The listing below is the input. Say how many of its lines contain "label", giving the number alone.

┄┄┄┄┄┄┄┄┄┄┄┄┄┄┄┄┄┄┄┄

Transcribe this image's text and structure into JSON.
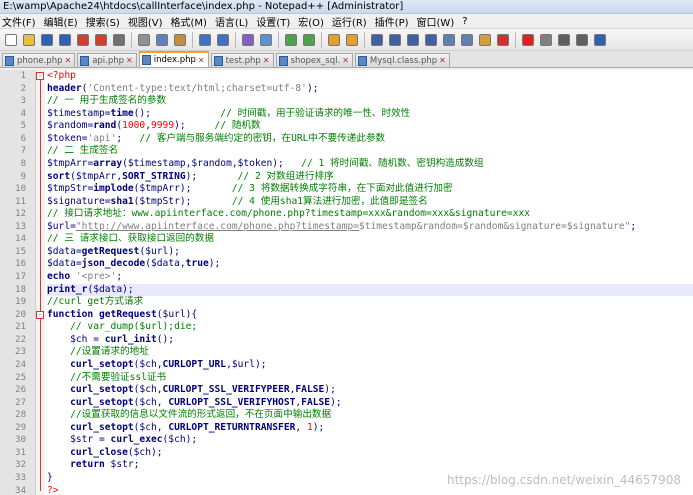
{
  "window": {
    "title": "E:\\wamp\\Apache24\\htdocs\\callInterface\\index.php - Notepad++ [Administrator]"
  },
  "menu": [
    "文件(F)",
    "编辑(E)",
    "搜索(S)",
    "视图(V)",
    "格式(M)",
    "语言(L)",
    "设置(T)",
    "宏(O)",
    "运行(R)",
    "插件(P)",
    "窗口(W)",
    "?"
  ],
  "toolbar_icons": [
    {
      "name": "new-file-icon",
      "color": "#ffffff"
    },
    {
      "name": "open-file-icon",
      "color": "#e8c040"
    },
    {
      "name": "save-icon",
      "color": "#3060b0"
    },
    {
      "name": "save-all-icon",
      "color": "#3060b0"
    },
    {
      "name": "close-icon",
      "color": "#d04030"
    },
    {
      "name": "close-all-icon",
      "color": "#d04030"
    },
    {
      "name": "print-icon",
      "color": "#707070"
    },
    {
      "sep": true
    },
    {
      "name": "cut-icon",
      "color": "#909090"
    },
    {
      "name": "copy-icon",
      "color": "#6080c0"
    },
    {
      "name": "paste-icon",
      "color": "#c09040"
    },
    {
      "sep": true
    },
    {
      "name": "undo-icon",
      "color": "#4070c0"
    },
    {
      "name": "redo-icon",
      "color": "#4070c0"
    },
    {
      "sep": true
    },
    {
      "name": "find-icon",
      "color": "#8060c0"
    },
    {
      "name": "replace-icon",
      "color": "#6090d0"
    },
    {
      "sep": true
    },
    {
      "name": "zoom-in-icon",
      "color": "#50a050"
    },
    {
      "name": "zoom-out-icon",
      "color": "#50a050"
    },
    {
      "sep": true
    },
    {
      "name": "sync-v-icon",
      "color": "#e0a030"
    },
    {
      "name": "sync-h-icon",
      "color": "#e0a030"
    },
    {
      "sep": true
    },
    {
      "name": "word-wrap-icon",
      "color": "#4060a0"
    },
    {
      "name": "all-chars-icon",
      "color": "#4060a0"
    },
    {
      "name": "indent-guide-icon",
      "color": "#4060a0"
    },
    {
      "name": "user-lang-icon",
      "color": "#4060a0"
    },
    {
      "name": "doc-map-icon",
      "color": "#6080b0"
    },
    {
      "name": "function-list-icon",
      "color": "#6080b0"
    },
    {
      "name": "folder-workspace-icon",
      "color": "#d0a040"
    },
    {
      "name": "monitor-icon",
      "color": "#d03030"
    },
    {
      "sep": true
    },
    {
      "name": "record-macro-icon",
      "color": "#e02020"
    },
    {
      "name": "stop-macro-icon",
      "color": "#808080"
    },
    {
      "name": "play-macro-icon",
      "color": "#606060"
    },
    {
      "name": "run-macro-icon",
      "color": "#606060"
    },
    {
      "name": "save-macro-icon",
      "color": "#3060b0"
    }
  ],
  "tabs": [
    {
      "label": "phone.php",
      "active": false
    },
    {
      "label": "api.php",
      "active": false
    },
    {
      "label": "index.php",
      "active": true
    },
    {
      "label": "test.php",
      "active": false
    },
    {
      "label": "shopex_sql.",
      "active": false
    },
    {
      "label": "Mysql.class.php",
      "active": false
    }
  ],
  "code_lines": [
    [
      [
        "c-php",
        "<?php"
      ]
    ],
    [
      [
        "c-kw",
        "header"
      ],
      [
        "c-plain",
        "("
      ],
      [
        "c-str",
        "'Content-type:text/html;charset=utf-8'"
      ],
      [
        "c-plain",
        ");"
      ]
    ],
    [
      [
        "c-com",
        "// 一 用于生成签名的参数"
      ]
    ],
    [
      [
        "c-var",
        "$timestamp"
      ],
      [
        "c-plain",
        "="
      ],
      [
        "c-kw",
        "time"
      ],
      [
        "c-plain",
        "();            "
      ],
      [
        "c-com",
        "// 时间戳，用于验证请求的唯一性、时效性"
      ]
    ],
    [
      [
        "c-var",
        "$random"
      ],
      [
        "c-plain",
        "="
      ],
      [
        "c-kw",
        "rand"
      ],
      [
        "c-plain",
        "("
      ],
      [
        "c-num",
        "1000"
      ],
      [
        "c-plain",
        ","
      ],
      [
        "c-num",
        "9999"
      ],
      [
        "c-plain",
        ");     "
      ],
      [
        "c-com",
        "// 随机数"
      ]
    ],
    [
      [
        "c-var",
        "$token"
      ],
      [
        "c-plain",
        "="
      ],
      [
        "c-str",
        "'api'"
      ],
      [
        "c-plain",
        ";   "
      ],
      [
        "c-com",
        "// 客户端与服务端约定的密钥，在URL中不要传递此参数"
      ]
    ],
    [
      [
        "c-com",
        "// 二 生成签名"
      ]
    ],
    [
      [
        "c-var",
        "$tmpArr"
      ],
      [
        "c-plain",
        "="
      ],
      [
        "c-kw",
        "array"
      ],
      [
        "c-plain",
        "($timestamp,$random,$token);   "
      ],
      [
        "c-com",
        "// 1 将时间戳、随机数、密钥构造成数组"
      ]
    ],
    [
      [
        "c-kw",
        "sort"
      ],
      [
        "c-plain",
        "($tmpArr,"
      ],
      [
        "c-kw",
        "SORT_STRING"
      ],
      [
        "c-plain",
        ");       "
      ],
      [
        "c-com",
        "// 2 对数组进行排序"
      ]
    ],
    [
      [
        "c-var",
        "$tmpStr"
      ],
      [
        "c-plain",
        "="
      ],
      [
        "c-kw",
        "implode"
      ],
      [
        "c-plain",
        "($tmpArr);       "
      ],
      [
        "c-com",
        "// 3 将数据转换成字符串，在下面对此值进行加密"
      ]
    ],
    [
      [
        "c-var",
        "$signature"
      ],
      [
        "c-plain",
        "="
      ],
      [
        "c-kw",
        "sha1"
      ],
      [
        "c-plain",
        "($tmpStr);       "
      ],
      [
        "c-com",
        "// 4 使用sha1算法进行加密，此值即是签名"
      ]
    ],
    [
      [
        "c-com",
        "// 接口请求地址：www.apiinterface.com/phone.php?timestamp=xxx&random=xxx&signature=xxx"
      ]
    ],
    [
      [
        "c-var",
        "$url"
      ],
      [
        "c-plain",
        "="
      ],
      [
        "c-url",
        "\"http://www.apiinterface.com/phone.php?timestamp="
      ],
      [
        "c-str",
        "$timestamp&random=$random&signature=$signature\""
      ],
      [
        "c-plain",
        ";"
      ]
    ],
    [
      [
        "c-com",
        "// 三 请求接口、获取接口返回的数据"
      ]
    ],
    [
      [
        "c-var",
        "$data"
      ],
      [
        "c-plain",
        "="
      ],
      [
        "c-kw",
        "getRequest"
      ],
      [
        "c-plain",
        "($url);"
      ]
    ],
    [
      [
        "c-var",
        "$data"
      ],
      [
        "c-plain",
        "="
      ],
      [
        "c-kw",
        "json_decode"
      ],
      [
        "c-plain",
        "($data,"
      ],
      [
        "c-kw",
        "true"
      ],
      [
        "c-plain",
        ");"
      ]
    ],
    [
      [
        "c-kw",
        "echo"
      ],
      [
        "c-plain",
        " "
      ],
      [
        "c-str",
        "'<pre>'"
      ],
      [
        "c-plain",
        ";"
      ]
    ],
    [
      [
        "c-kw",
        "print_r"
      ],
      [
        "c-plain",
        "($data);"
      ]
    ],
    [
      [
        "c-com",
        "//curl get方式请求"
      ]
    ],
    [
      [
        "c-kw",
        "function"
      ],
      [
        "c-plain",
        " "
      ],
      [
        "c-kw",
        "getRequest"
      ],
      [
        "c-plain",
        "($url){"
      ]
    ],
    [
      [
        "c-plain",
        "    "
      ],
      [
        "c-com",
        "// var_dump($url);die;"
      ]
    ],
    [
      [
        "c-plain",
        "    "
      ],
      [
        "c-var",
        "$ch"
      ],
      [
        "c-plain",
        " = "
      ],
      [
        "c-kw",
        "curl_init"
      ],
      [
        "c-plain",
        "();"
      ]
    ],
    [
      [
        "c-plain",
        "    "
      ],
      [
        "c-com",
        "//设置请求的地址"
      ]
    ],
    [
      [
        "c-plain",
        "    "
      ],
      [
        "c-kw",
        "curl_setopt"
      ],
      [
        "c-plain",
        "($ch,"
      ],
      [
        "c-kw",
        "CURLOPT_URL"
      ],
      [
        "c-plain",
        ",$url);"
      ]
    ],
    [
      [
        "c-plain",
        "    "
      ],
      [
        "c-com",
        "//不需要验证ssl证书"
      ]
    ],
    [
      [
        "c-plain",
        "    "
      ],
      [
        "c-kw",
        "curl_setopt"
      ],
      [
        "c-plain",
        "($ch,"
      ],
      [
        "c-kw",
        "CURLOPT_SSL_VERIFYPEER"
      ],
      [
        "c-plain",
        ","
      ],
      [
        "c-kw",
        "FALSE"
      ],
      [
        "c-plain",
        ");"
      ]
    ],
    [
      [
        "c-plain",
        "    "
      ],
      [
        "c-kw",
        "curl_setopt"
      ],
      [
        "c-plain",
        "($ch, "
      ],
      [
        "c-kw",
        "CURLOPT_SSL_VERIFYHOST"
      ],
      [
        "c-plain",
        ","
      ],
      [
        "c-kw",
        "FALSE"
      ],
      [
        "c-plain",
        ");"
      ]
    ],
    [
      [
        "c-plain",
        "    "
      ],
      [
        "c-com",
        "//设置获取的信息以文件流的形式返回，不在页面中输出数据"
      ]
    ],
    [
      [
        "c-plain",
        "    "
      ],
      [
        "c-kw",
        "curl_setopt"
      ],
      [
        "c-plain",
        "($ch, "
      ],
      [
        "c-kw",
        "CURLOPT_RETURNTRANSFER"
      ],
      [
        "c-plain",
        ", "
      ],
      [
        "c-num",
        "1"
      ],
      [
        "c-plain",
        ");"
      ]
    ],
    [
      [
        "c-plain",
        "    "
      ],
      [
        "c-var",
        "$str"
      ],
      [
        "c-plain",
        " = "
      ],
      [
        "c-kw",
        "curl_exec"
      ],
      [
        "c-plain",
        "($ch);"
      ]
    ],
    [
      [
        "c-plain",
        "    "
      ],
      [
        "c-kw",
        "curl_close"
      ],
      [
        "c-plain",
        "($ch);"
      ]
    ],
    [
      [
        "c-plain",
        "    "
      ],
      [
        "c-kw",
        "return"
      ],
      [
        "c-plain",
        " $str;"
      ]
    ],
    [
      [
        "c-plain",
        "}"
      ]
    ],
    [
      [
        "c-php",
        "?>"
      ]
    ]
  ],
  "highlighted_line": 18,
  "watermark": "https://blog.csdn.net/weixin_44657908"
}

┄┄┄┄┄┄┄┄┄┄┄┄┄┄┄┄┄┄┄┄

*Answer to the task*: 6